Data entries
=-=-=

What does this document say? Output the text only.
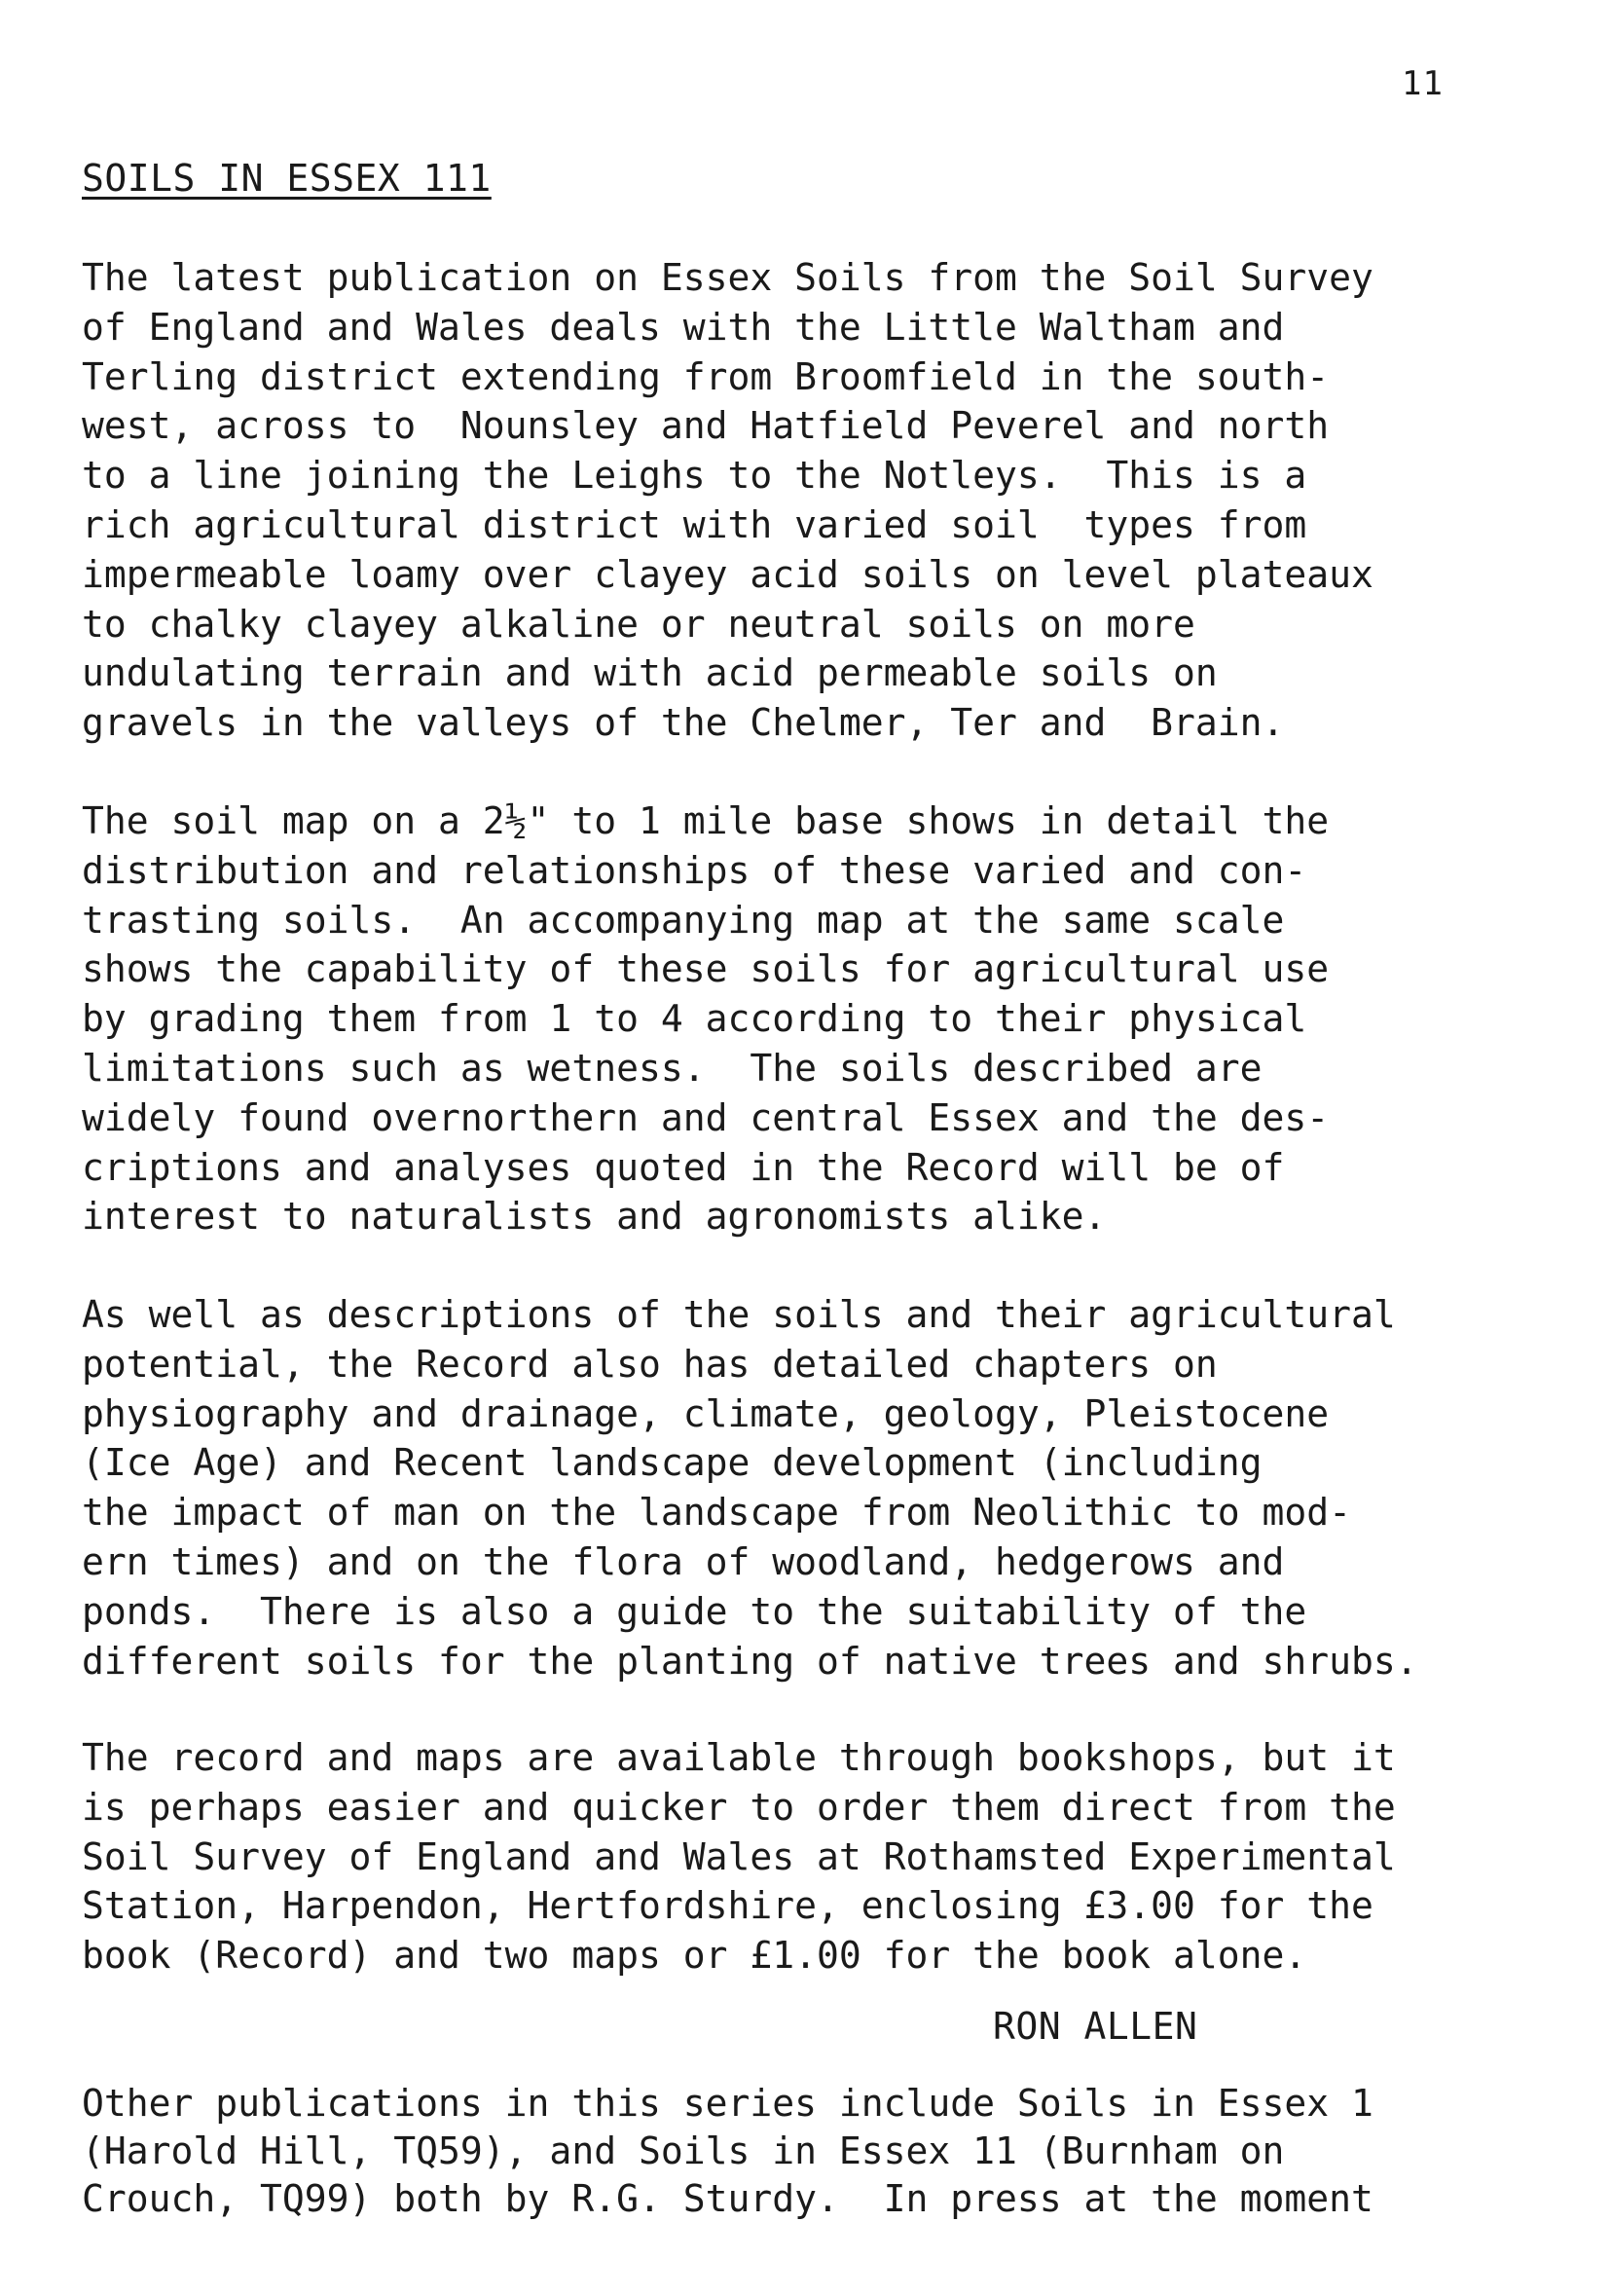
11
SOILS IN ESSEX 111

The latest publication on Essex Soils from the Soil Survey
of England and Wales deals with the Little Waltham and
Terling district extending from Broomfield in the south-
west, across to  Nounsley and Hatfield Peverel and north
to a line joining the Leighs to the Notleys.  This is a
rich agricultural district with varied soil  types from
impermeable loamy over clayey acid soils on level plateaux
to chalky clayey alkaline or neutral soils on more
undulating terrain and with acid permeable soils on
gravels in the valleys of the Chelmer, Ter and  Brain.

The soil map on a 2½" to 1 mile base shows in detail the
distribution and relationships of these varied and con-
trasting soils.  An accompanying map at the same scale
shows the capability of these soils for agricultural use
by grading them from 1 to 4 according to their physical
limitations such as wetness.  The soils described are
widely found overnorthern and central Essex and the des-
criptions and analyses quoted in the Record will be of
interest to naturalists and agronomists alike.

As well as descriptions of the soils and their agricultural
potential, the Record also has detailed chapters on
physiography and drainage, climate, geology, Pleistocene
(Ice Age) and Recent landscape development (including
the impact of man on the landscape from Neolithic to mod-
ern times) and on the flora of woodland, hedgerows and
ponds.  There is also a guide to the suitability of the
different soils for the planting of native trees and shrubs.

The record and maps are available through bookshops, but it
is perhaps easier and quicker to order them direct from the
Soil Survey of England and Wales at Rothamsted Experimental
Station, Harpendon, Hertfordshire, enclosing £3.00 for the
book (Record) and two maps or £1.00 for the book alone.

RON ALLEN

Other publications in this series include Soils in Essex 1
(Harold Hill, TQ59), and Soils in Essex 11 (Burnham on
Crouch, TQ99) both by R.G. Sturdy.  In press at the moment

=-=-=

Stated task:
Make an exact copy of the data, leaving its pictures out.

Task result:
What does this document say? Output the text only.
11
SOILS IN ESSEX 111

The latest publication on Essex Soils from the Soil Survey
of England and Wales deals with the Little Waltham and
Terling district extending from Broomfield in the south-
west, across to  Nounsley and Hatfield Peverel and north
to a line joining the Leighs to the Notleys.  This is a
rich agricultural district with varied soil  types from
impermeable loamy over clayey acid soils on level plateaux
to chalky clayey alkaline or neutral soils on more
undulating terrain and with acid permeable soils on
gravels in the valleys of the Chelmer, Ter and  Brain.

The soil map on a 2½" to 1 mile base shows in detail the
distribution and relationships of these varied and con-
trasting soils.  An accompanying map at the same scale
shows the capability of these soils for agricultural use
by grading them from 1 to 4 according to their physical
limitations such as wetness.  The soils described are
widely found overnorthern and central Essex and the des-
criptions and analyses quoted in the Record will be of
interest to naturalists and agronomists alike.

As well as descriptions of the soils and their agricultural
potential, the Record also has detailed chapters on
physiography and drainage, climate, geology, Pleistocene
(Ice Age) and Recent landscape development (including
the impact of man on the landscape from Neolithic to mod-
ern times) and on the flora of woodland, hedgerows and
ponds.  There is also a guide to the suitability of the
different soils for the planting of native trees and shrubs.

The record and maps are available through bookshops, but it
is perhaps easier and quicker to order them direct from the
Soil Survey of England and Wales at Rothamsted Experimental
Station, Harpendon, Hertfordshire, enclosing £3.00 for the
book (Record) and two maps or £1.00 for the book alone.

RON ALLEN

Other publications in this series include Soils in Essex 1
(Harold Hill, TQ59), and Soils in Essex 11 (Burnham on
Crouch, TQ99) both by R.G. Sturdy.  In press at the moment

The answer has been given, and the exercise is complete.